BEGIN GIVEN RECORDS

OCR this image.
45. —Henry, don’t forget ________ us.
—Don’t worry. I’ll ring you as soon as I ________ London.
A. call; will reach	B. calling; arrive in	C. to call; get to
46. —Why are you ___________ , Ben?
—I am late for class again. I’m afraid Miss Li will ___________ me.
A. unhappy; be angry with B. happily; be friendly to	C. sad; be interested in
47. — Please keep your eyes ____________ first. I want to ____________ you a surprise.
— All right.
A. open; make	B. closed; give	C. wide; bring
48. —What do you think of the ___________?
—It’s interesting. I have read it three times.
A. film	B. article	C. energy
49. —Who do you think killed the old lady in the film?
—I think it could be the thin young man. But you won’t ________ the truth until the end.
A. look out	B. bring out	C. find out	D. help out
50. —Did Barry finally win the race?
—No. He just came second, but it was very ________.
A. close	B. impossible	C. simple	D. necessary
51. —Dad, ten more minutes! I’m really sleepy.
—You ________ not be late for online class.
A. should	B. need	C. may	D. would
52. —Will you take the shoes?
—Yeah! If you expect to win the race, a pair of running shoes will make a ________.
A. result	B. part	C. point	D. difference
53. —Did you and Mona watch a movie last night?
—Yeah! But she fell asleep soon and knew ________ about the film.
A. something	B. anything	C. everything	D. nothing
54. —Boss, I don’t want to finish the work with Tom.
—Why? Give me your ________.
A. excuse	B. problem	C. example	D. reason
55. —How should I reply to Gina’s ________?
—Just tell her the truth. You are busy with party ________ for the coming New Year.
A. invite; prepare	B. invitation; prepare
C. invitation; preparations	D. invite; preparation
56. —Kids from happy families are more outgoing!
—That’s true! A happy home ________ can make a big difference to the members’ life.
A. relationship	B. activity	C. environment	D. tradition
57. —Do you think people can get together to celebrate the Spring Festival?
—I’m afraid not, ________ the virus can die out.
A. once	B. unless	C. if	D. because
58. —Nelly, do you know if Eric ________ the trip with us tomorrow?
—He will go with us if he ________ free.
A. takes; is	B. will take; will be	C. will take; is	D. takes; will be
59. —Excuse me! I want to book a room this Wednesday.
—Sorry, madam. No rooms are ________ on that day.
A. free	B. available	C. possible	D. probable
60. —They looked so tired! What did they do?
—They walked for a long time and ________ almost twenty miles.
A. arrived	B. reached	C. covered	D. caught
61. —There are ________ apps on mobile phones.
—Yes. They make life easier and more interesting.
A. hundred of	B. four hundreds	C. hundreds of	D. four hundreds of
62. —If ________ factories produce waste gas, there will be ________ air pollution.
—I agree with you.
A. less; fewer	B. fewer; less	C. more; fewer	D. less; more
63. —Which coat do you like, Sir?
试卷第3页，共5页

END GIVEN RECORDS

• [TASK GOAL]: Would you please return all of the data exactly?

• [RESULT OF THE EXERCISE]:
OCR this image.
45. —Henry, don’t forget ________ us.
—Don’t worry. I’ll ring you as soon as I ________ London.
A. call; will reach	B. calling; arrive in	C. to call; get to
46. —Why are you ___________ , Ben?
—I am late for class again. I’m afraid Miss Li will ___________ me.
A. unhappy; be angry with B. happily; be friendly to	C. sad; be interested in
47. — Please keep your eyes ____________ first. I want to ____________ you a surprise.
— All right.
A. open; make	B. closed; give	C. wide; bring
48. —What do you think of the ___________?
—It’s interesting. I have read it three times.
A. film	B. article	C. energy
49. —Who do you think killed the old lady in the film?
—I think it could be the thin young man. But you won’t ________ the truth until the end.
A. look out	B. bring out	C. find out	D. help out
50. —Did Barry finally win the race?
—No. He just came second, but it was very ________.
A. close	B. impossible	C. simple	D. necessary
51. —Dad, ten more minutes! I’m really sleepy.
—You ________ not be late for online class.
A. should	B. need	C. may	D. would
52. —Will you take the shoes?
—Yeah! If you expect to win the race, a pair of running shoes will make a ________.
A. result	B. part	C. point	D. difference
53. —Did you and Mona watch a movie last night?
—Yeah! But she fell asleep soon and knew ________ about the film.
A. something	B. anything	C. everything	D. nothing
54. —Boss, I don’t want to finish the work with Tom.
—Why? Give me your ________.
A. excuse	B. problem	C. example	D. reason
55. —How should I reply to Gina’s ________?
—Just tell her the truth. You are busy with party ________ for the coming New Year.
A. invite; prepare	B. invitation; prepare
C. invitation; preparations	D. invite; preparation
56. —Kids from happy families are more outgoing!
—That’s true! A happy home ________ can make a big difference to the members’ life.
A. relationship	B. activity	C. environment	D. tradition
57. —Do you think people can get together to celebrate the Spring Festival?
—I’m afraid not, ________ the virus can die out.
A. once	B. unless	C. if	D. because
58. —Nelly, do you know if Eric ________ the trip with us tomorrow?
—He will go with us if he ________ free.
A. takes; is	B. will take; will be	C. will take; is	D. takes; will be
59. —Excuse me! I want to book a room this Wednesday.
—Sorry, madam. No rooms are ________ on that day.
A. free	B. available	C. possible	D. probable
60. —They looked so tired! What did they do?
—They walked for a long time and ________ almost twenty miles.
A. arrived	B. reached	C. covered	D. caught
61. —There are ________ apps on mobile phones.
—Yes. They make life easier and more interesting.
A. hundred of	B. four hundreds	C. hundreds of	D. four hundreds of
62. —If ________ factories produce waste gas, there will be ________ air pollution.
—I agree with you.
A. less; fewer	B. fewer; less	C. more; fewer	D. less; more
63. —Which coat do you like, Sir?
试卷第3页，共5页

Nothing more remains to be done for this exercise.